Input data>

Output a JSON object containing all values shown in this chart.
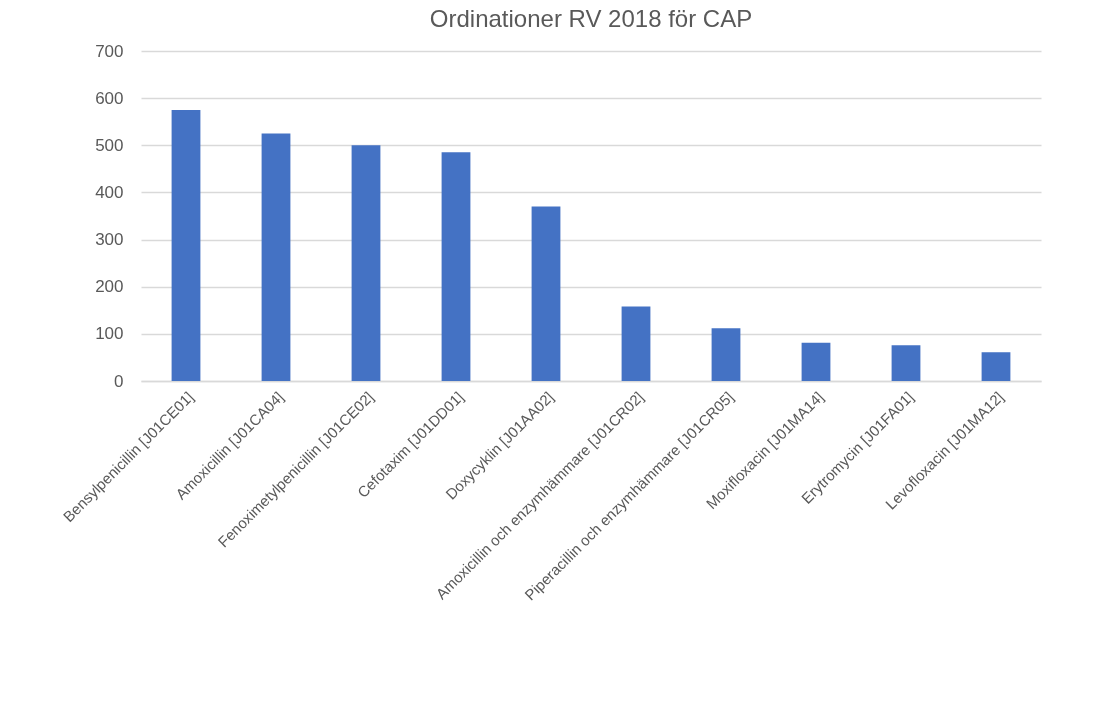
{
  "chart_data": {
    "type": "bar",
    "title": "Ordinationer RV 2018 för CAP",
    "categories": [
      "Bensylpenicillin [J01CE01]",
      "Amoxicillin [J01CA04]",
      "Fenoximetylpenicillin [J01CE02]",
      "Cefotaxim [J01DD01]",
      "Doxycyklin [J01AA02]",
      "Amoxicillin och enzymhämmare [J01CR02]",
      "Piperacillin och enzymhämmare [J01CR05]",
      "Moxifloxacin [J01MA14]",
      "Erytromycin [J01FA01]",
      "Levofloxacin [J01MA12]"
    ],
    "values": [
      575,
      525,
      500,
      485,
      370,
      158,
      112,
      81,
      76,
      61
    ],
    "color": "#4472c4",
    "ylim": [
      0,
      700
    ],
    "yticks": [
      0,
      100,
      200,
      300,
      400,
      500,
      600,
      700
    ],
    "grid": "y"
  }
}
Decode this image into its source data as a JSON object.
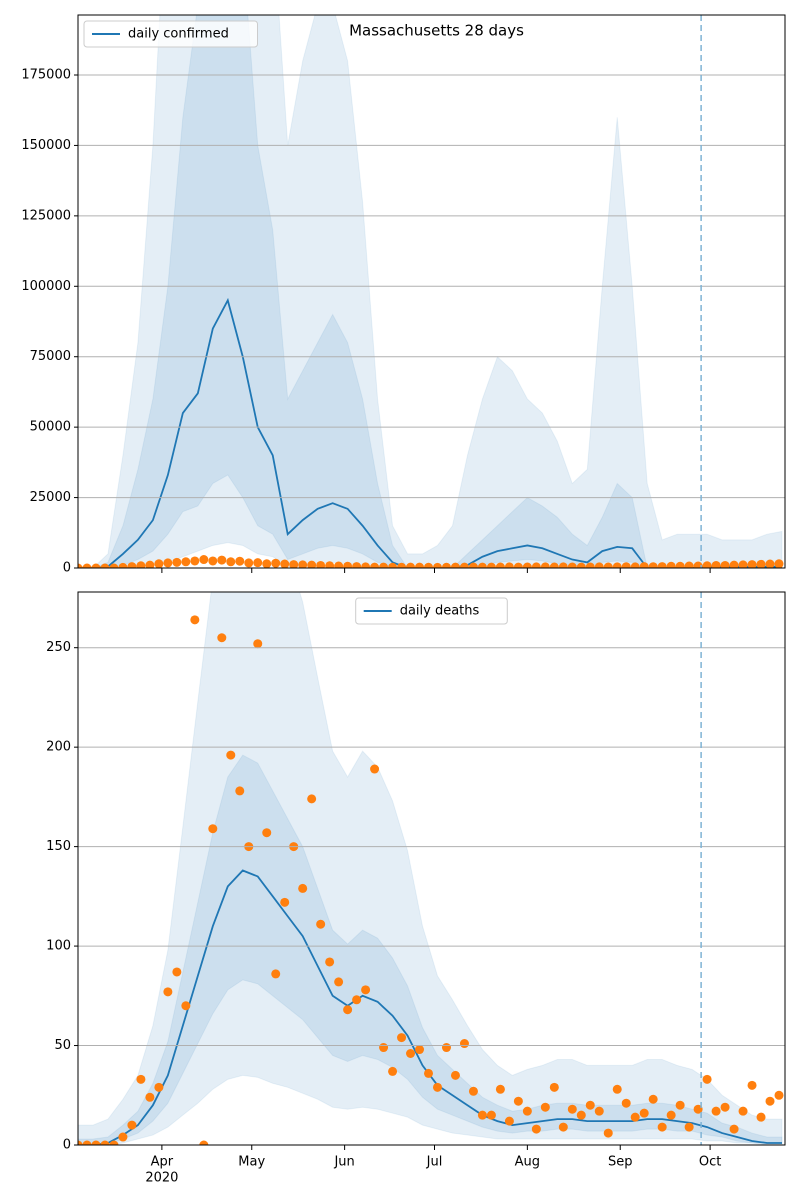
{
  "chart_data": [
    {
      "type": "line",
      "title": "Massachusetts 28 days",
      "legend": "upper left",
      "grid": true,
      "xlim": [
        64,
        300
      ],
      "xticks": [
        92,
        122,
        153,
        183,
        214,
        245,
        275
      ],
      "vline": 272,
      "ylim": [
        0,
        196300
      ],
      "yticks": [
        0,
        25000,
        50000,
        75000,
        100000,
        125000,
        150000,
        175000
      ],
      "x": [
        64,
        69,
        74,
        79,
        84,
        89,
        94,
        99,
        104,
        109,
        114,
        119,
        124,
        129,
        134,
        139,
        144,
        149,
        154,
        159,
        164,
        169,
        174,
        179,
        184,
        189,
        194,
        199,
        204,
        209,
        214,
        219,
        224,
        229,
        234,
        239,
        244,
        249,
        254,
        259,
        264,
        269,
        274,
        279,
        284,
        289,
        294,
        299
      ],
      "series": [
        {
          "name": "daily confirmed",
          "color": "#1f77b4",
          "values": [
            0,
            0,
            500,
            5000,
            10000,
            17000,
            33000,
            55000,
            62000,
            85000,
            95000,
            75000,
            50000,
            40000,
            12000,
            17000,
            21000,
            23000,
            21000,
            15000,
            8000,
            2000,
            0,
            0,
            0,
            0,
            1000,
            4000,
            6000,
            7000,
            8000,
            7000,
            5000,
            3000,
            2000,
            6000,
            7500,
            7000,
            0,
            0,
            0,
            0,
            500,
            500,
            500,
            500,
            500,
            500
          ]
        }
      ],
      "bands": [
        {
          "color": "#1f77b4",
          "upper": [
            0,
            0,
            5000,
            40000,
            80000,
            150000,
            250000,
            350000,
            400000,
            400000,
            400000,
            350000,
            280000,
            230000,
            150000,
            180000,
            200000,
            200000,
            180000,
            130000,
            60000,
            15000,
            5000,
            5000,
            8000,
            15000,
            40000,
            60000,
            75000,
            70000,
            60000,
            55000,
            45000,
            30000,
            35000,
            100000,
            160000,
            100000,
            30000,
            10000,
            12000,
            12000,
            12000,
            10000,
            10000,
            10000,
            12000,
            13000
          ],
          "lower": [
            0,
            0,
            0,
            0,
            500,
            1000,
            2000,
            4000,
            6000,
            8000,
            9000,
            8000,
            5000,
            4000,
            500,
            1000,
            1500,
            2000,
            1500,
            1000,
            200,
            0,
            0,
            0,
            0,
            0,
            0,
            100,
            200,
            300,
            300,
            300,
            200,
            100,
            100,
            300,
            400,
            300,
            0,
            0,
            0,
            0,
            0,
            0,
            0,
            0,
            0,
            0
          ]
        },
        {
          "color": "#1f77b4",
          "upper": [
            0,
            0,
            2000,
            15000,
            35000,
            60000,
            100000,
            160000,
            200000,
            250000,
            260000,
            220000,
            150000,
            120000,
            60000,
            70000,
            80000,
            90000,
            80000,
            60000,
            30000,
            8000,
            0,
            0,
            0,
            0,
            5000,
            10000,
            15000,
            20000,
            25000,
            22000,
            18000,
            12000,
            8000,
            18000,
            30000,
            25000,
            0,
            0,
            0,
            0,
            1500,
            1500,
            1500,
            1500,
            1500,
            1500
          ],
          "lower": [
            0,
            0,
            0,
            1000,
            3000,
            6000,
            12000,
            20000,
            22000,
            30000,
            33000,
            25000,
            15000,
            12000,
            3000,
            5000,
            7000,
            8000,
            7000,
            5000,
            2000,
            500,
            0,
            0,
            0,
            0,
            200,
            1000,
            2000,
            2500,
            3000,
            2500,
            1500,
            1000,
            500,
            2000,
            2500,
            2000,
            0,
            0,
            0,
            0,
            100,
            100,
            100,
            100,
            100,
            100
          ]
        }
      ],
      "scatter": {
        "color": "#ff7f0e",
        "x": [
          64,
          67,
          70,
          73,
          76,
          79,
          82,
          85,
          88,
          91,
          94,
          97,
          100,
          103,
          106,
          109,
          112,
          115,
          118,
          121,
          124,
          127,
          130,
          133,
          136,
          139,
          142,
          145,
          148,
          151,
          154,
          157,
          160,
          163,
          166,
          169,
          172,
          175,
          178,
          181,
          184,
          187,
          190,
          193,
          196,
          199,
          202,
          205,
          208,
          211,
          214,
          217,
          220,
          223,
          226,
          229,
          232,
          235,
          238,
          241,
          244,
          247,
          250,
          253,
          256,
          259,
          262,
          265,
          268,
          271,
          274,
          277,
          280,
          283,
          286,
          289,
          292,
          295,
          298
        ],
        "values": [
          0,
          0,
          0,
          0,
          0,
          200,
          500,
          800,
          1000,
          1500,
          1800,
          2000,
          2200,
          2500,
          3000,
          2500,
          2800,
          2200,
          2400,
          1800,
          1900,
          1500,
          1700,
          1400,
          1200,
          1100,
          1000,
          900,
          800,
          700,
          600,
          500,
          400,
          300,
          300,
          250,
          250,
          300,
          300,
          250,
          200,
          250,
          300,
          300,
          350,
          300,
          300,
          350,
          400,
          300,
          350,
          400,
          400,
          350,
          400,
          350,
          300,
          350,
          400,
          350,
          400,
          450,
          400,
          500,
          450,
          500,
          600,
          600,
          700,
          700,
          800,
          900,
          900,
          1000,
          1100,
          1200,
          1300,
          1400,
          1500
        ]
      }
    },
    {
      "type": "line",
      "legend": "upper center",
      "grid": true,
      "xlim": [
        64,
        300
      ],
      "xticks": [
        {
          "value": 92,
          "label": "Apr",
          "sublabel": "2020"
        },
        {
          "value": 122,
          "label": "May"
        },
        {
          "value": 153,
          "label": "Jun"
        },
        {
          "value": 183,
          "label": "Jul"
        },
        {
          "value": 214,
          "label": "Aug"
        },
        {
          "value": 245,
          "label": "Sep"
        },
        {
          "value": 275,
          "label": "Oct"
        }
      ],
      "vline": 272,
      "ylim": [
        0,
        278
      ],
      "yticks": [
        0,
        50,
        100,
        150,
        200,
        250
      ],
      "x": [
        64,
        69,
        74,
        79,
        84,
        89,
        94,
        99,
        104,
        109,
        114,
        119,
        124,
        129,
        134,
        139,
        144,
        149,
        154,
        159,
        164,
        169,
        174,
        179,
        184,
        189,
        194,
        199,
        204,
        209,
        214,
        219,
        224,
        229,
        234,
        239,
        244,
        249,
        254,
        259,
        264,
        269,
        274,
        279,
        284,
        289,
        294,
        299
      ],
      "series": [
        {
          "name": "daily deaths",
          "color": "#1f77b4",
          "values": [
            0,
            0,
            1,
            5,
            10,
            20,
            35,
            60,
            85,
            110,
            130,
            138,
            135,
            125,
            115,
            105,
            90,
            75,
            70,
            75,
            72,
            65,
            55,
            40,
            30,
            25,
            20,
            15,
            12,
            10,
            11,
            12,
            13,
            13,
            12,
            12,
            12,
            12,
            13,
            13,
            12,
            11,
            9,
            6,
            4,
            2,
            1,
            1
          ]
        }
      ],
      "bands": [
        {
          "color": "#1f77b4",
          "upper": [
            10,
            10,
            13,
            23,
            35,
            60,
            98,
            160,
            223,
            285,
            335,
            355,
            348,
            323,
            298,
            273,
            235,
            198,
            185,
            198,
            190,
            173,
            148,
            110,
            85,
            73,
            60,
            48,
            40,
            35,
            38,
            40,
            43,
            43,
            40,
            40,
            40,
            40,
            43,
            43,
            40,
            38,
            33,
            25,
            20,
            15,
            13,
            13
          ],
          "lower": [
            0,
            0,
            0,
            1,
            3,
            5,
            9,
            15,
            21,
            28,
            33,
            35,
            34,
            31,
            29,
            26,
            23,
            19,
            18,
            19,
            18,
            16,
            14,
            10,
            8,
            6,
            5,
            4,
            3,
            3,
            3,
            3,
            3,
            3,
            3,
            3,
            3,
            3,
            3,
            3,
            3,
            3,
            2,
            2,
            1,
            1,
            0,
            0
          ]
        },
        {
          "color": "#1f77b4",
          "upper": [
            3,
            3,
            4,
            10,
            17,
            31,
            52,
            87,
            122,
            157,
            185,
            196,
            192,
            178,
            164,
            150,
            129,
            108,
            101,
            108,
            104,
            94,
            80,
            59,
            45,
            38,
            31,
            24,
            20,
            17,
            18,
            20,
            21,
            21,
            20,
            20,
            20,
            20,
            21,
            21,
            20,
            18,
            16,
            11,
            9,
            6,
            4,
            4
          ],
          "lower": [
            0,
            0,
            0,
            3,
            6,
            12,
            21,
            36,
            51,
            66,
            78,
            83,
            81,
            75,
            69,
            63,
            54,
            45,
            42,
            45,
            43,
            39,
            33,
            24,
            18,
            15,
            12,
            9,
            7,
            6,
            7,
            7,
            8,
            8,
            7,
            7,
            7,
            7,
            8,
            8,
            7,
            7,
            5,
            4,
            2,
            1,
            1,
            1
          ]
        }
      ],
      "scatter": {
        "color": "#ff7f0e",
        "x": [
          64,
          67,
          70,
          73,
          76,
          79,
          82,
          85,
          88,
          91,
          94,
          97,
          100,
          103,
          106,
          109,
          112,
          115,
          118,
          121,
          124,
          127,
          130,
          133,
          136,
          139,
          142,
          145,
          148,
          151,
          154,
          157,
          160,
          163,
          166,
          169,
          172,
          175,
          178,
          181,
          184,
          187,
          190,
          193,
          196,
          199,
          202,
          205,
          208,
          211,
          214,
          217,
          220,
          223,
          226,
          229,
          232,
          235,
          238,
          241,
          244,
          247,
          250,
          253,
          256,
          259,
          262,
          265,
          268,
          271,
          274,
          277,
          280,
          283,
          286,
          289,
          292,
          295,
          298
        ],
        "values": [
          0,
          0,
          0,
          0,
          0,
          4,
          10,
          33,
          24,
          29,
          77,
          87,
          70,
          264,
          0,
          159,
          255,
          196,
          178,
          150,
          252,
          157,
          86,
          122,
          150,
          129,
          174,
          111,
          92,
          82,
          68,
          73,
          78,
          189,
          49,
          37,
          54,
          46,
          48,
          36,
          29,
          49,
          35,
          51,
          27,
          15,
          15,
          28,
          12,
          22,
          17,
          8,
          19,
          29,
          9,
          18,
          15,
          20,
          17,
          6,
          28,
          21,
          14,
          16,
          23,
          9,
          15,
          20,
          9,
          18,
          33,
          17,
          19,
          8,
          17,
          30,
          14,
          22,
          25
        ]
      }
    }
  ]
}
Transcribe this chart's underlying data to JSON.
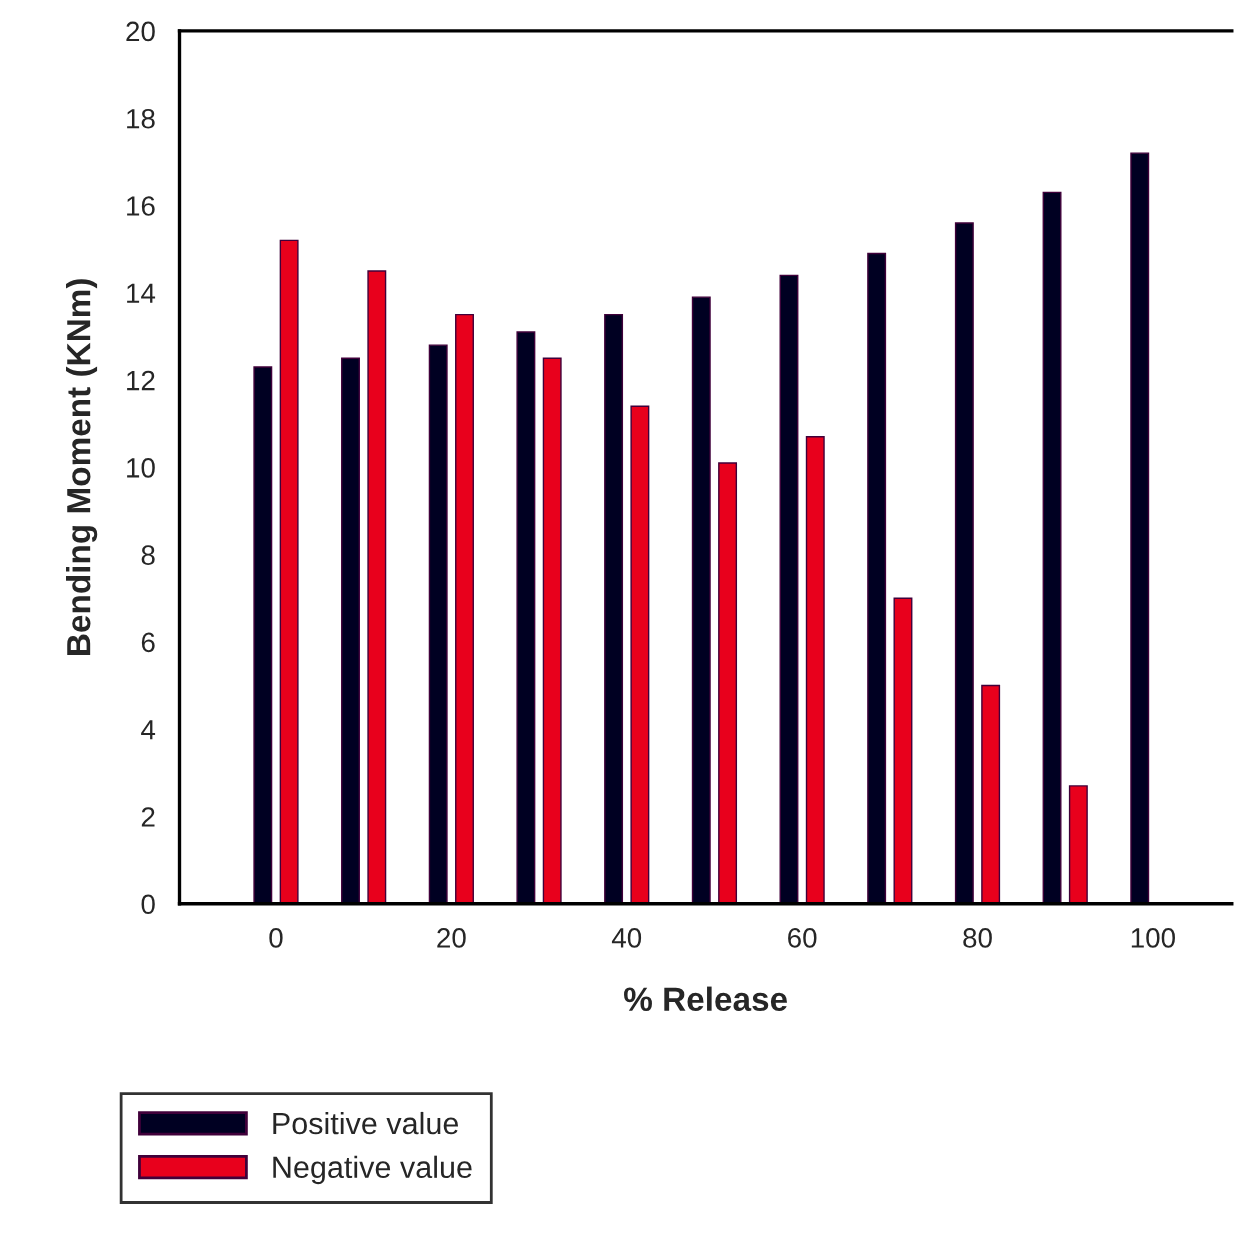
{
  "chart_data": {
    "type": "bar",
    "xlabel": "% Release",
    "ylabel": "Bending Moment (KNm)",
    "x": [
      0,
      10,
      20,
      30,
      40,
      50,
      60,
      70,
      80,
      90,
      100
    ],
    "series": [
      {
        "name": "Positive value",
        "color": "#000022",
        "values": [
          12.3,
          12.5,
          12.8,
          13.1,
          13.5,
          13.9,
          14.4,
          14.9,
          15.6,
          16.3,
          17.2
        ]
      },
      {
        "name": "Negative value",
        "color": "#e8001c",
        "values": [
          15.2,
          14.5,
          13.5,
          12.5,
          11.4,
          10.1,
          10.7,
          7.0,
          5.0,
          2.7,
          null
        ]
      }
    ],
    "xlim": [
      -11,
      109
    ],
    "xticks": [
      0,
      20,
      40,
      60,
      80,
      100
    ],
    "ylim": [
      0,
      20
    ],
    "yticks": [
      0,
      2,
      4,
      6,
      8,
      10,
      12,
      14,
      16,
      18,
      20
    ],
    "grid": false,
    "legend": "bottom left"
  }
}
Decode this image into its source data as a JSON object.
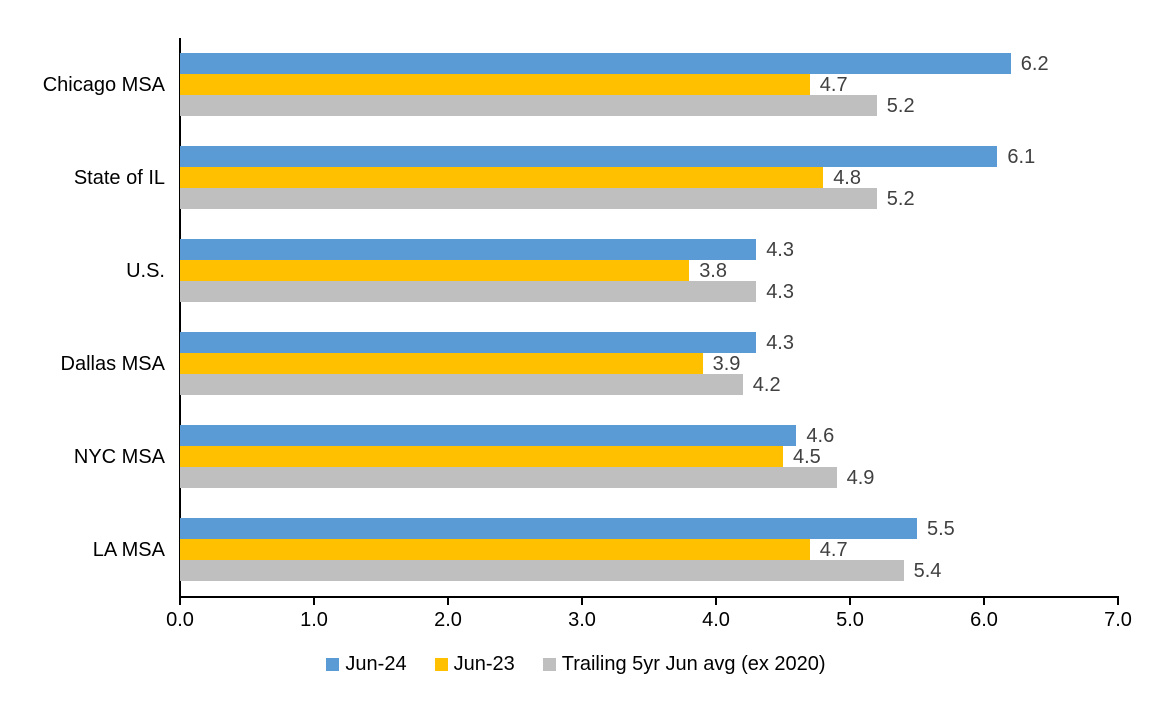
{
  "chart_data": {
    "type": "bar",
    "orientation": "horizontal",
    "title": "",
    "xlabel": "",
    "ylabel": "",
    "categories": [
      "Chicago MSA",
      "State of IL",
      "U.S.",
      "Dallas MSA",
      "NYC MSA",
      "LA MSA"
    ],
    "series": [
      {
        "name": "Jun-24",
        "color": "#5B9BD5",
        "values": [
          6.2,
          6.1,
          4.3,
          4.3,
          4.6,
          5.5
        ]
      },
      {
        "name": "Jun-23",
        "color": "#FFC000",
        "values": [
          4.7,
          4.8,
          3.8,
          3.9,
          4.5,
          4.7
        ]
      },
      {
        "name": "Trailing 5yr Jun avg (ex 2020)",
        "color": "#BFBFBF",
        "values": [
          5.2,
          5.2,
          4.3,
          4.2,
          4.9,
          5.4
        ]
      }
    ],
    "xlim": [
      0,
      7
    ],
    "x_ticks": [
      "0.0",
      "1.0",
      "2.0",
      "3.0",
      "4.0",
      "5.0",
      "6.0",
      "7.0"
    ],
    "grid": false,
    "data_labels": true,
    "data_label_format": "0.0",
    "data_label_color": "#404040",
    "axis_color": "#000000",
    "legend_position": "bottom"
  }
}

Exercise goal>
List the lines that contain the word "bottom".

Response>
    "legend": "bottom left"
    "legend_position": "bottom"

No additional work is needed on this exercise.